**What you should do:** Write out the whole listing again, exactly as given.

**Record extracts:**
------------------------------------------------------------------------

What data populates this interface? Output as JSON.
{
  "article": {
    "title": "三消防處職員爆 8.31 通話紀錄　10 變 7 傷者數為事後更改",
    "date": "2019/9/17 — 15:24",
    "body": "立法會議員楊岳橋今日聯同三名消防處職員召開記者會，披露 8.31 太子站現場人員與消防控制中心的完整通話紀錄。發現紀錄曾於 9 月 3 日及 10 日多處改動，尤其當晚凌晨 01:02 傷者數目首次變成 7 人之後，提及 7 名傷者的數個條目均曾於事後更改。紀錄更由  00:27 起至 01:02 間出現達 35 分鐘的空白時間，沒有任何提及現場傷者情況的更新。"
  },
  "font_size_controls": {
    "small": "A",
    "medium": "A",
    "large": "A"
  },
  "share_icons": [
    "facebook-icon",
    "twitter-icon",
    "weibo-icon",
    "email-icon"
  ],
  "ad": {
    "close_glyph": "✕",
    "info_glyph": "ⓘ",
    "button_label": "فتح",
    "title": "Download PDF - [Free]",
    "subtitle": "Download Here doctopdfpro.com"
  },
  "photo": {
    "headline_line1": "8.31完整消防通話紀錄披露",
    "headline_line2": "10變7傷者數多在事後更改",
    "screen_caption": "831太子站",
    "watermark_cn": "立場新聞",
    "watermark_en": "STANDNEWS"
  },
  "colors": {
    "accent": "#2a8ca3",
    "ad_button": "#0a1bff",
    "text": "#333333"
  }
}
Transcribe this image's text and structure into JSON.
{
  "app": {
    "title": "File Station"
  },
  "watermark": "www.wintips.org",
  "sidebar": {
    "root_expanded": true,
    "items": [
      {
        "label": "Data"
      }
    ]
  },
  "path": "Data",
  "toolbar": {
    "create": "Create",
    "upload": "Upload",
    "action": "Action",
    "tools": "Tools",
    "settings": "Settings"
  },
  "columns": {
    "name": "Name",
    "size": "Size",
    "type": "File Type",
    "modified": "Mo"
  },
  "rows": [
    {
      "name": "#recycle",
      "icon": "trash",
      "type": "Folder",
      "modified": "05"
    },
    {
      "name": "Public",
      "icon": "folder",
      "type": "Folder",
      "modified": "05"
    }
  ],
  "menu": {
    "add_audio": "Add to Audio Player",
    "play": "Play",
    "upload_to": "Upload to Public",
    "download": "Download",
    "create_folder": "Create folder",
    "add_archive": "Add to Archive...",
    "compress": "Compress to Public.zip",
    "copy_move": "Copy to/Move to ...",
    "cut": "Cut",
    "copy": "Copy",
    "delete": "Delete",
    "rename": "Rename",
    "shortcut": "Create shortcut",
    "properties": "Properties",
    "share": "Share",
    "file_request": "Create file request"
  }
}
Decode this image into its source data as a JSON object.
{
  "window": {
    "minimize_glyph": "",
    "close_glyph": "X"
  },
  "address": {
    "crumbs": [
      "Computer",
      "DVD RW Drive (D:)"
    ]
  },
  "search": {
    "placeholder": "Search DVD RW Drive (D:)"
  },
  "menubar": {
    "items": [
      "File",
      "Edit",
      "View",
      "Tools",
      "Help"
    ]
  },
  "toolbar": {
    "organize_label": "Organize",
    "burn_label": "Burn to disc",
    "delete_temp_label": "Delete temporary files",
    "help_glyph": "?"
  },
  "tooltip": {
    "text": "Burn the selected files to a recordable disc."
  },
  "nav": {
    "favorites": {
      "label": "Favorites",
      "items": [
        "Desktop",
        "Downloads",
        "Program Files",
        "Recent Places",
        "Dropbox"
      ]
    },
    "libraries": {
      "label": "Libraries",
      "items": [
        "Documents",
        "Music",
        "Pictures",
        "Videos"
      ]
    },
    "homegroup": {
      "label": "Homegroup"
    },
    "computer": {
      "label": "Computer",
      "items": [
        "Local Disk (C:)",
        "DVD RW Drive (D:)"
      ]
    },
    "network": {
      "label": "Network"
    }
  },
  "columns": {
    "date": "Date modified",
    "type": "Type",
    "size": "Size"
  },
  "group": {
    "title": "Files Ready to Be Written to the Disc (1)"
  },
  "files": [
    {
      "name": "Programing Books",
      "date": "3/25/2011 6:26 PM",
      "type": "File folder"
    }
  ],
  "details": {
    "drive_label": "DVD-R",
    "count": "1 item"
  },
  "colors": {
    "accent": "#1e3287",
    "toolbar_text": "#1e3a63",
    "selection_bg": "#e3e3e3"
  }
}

------------------------------------------------------------------------

**Solution for this exercise:**
What data populates this interface? Output as JSON.
{
  "article": {
    "title": "三消防處職員爆 8.31 通話紀錄　10 變 7 傷者數為事後更改",
    "date": "2019/9/17 — 15:24",
    "body": "立法會議員楊岳橋今日聯同三名消防處職員召開記者會，披露 8.31 太子站現場人員與消防控制中心的完整通話紀錄。發現紀錄曾於 9 月 3 日及 10 日多處改動，尤其當晚凌晨 01:02 傷者數目首次變成 7 人之後，提及 7 名傷者的數個條目均曾於事後更改。紀錄更由  00:27 起至 01:02 間出現達 35 分鐘的空白時間，沒有任何提及現場傷者情況的更新。"
  },
  "font_size_controls": {
    "small": "A",
    "medium": "A",
    "large": "A"
  },
  "share_icons": [
    "facebook-icon",
    "twitter-icon",
    "weibo-icon",
    "email-icon"
  ],
  "ad": {
    "close_glyph": "✕",
    "info_glyph": "ⓘ",
    "button_label": "فتح",
    "title": "Download PDF - [Free]",
    "subtitle": "Download Here doctopdfpro.com"
  },
  "photo": {
    "headline_line1": "8.31完整消防通話紀錄披露",
    "headline_line2": "10變7傷者數多在事後更改",
    "screen_caption": "831太子站",
    "watermark_cn": "立場新聞",
    "watermark_en": "STANDNEWS"
  },
  "colors": {
    "accent": "#2a8ca3",
    "ad_button": "#0a1bff",
    "text": "#333333"
  }
}
Transcribe this image's text and structure into JSON.
{
  "app": {
    "title": "File Station"
  },
  "watermark": "www.wintips.org",
  "sidebar": {
    "root_expanded": true,
    "items": [
      {
        "label": "Data"
      }
    ]
  },
  "path": "Data",
  "toolbar": {
    "create": "Create",
    "upload": "Upload",
    "action": "Action",
    "tools": "Tools",
    "settings": "Settings"
  },
  "columns": {
    "name": "Name",
    "size": "Size",
    "type": "File Type",
    "modified": "Mo"
  },
  "rows": [
    {
      "name": "#recycle",
      "icon": "trash",
      "type": "Folder",
      "modified": "05"
    },
    {
      "name": "Public",
      "icon": "folder",
      "type": "Folder",
      "modified": "05"
    }
  ],
  "menu": {
    "add_audio": "Add to Audio Player",
    "play": "Play",
    "upload_to": "Upload to Public",
    "download": "Download",
    "create_folder": "Create folder",
    "add_archive": "Add to Archive...",
    "compress": "Compress to Public.zip",
    "copy_move": "Copy to/Move to ...",
    "cut": "Cut",
    "copy": "Copy",
    "delete": "Delete",
    "rename": "Rename",
    "shortcut": "Create shortcut",
    "properties": "Properties",
    "share": "Share",
    "file_request": "Create file request"
  }
}
Decode this image into its source data as a JSON object.
{
  "window": {
    "minimize_glyph": "",
    "close_glyph": "X"
  },
  "address": {
    "crumbs": [
      "Computer",
      "DVD RW Drive (D:)"
    ]
  },
  "search": {
    "placeholder": "Search DVD RW Drive (D:)"
  },
  "menubar": {
    "items": [
      "File",
      "Edit",
      "View",
      "Tools",
      "Help"
    ]
  },
  "toolbar": {
    "organize_label": "Organize",
    "burn_label": "Burn to disc",
    "delete_temp_label": "Delete temporary files",
    "help_glyph": "?"
  },
  "tooltip": {
    "text": "Burn the selected files to a recordable disc."
  },
  "nav": {
    "favorites": {
      "label": "Favorites",
      "items": [
        "Desktop",
        "Downloads",
        "Program Files",
        "Recent Places",
        "Dropbox"
      ]
    },
    "libraries": {
      "label": "Libraries",
      "items": [
        "Documents",
        "Music",
        "Pictures",
        "Videos"
      ]
    },
    "homegroup": {
      "label": "Homegroup"
    },
    "computer": {
      "label": "Computer",
      "items": [
        "Local Disk (C:)",
        "DVD RW Drive (D:)"
      ]
    },
    "network": {
      "label": "Network"
    }
  },
  "columns": {
    "date": "Date modified",
    "type": "Type",
    "size": "Size"
  },
  "group": {
    "title": "Files Ready to Be Written to the Disc (1)"
  },
  "files": [
    {
      "name": "Programing Books",
      "date": "3/25/2011 6:26 PM",
      "type": "File folder"
    }
  ],
  "details": {
    "drive_label": "DVD-R",
    "count": "1 item"
  },
  "colors": {
    "accent": "#1e3287",
    "toolbar_text": "#1e3a63",
    "selection_bg": "#e3e3e3"
  }
}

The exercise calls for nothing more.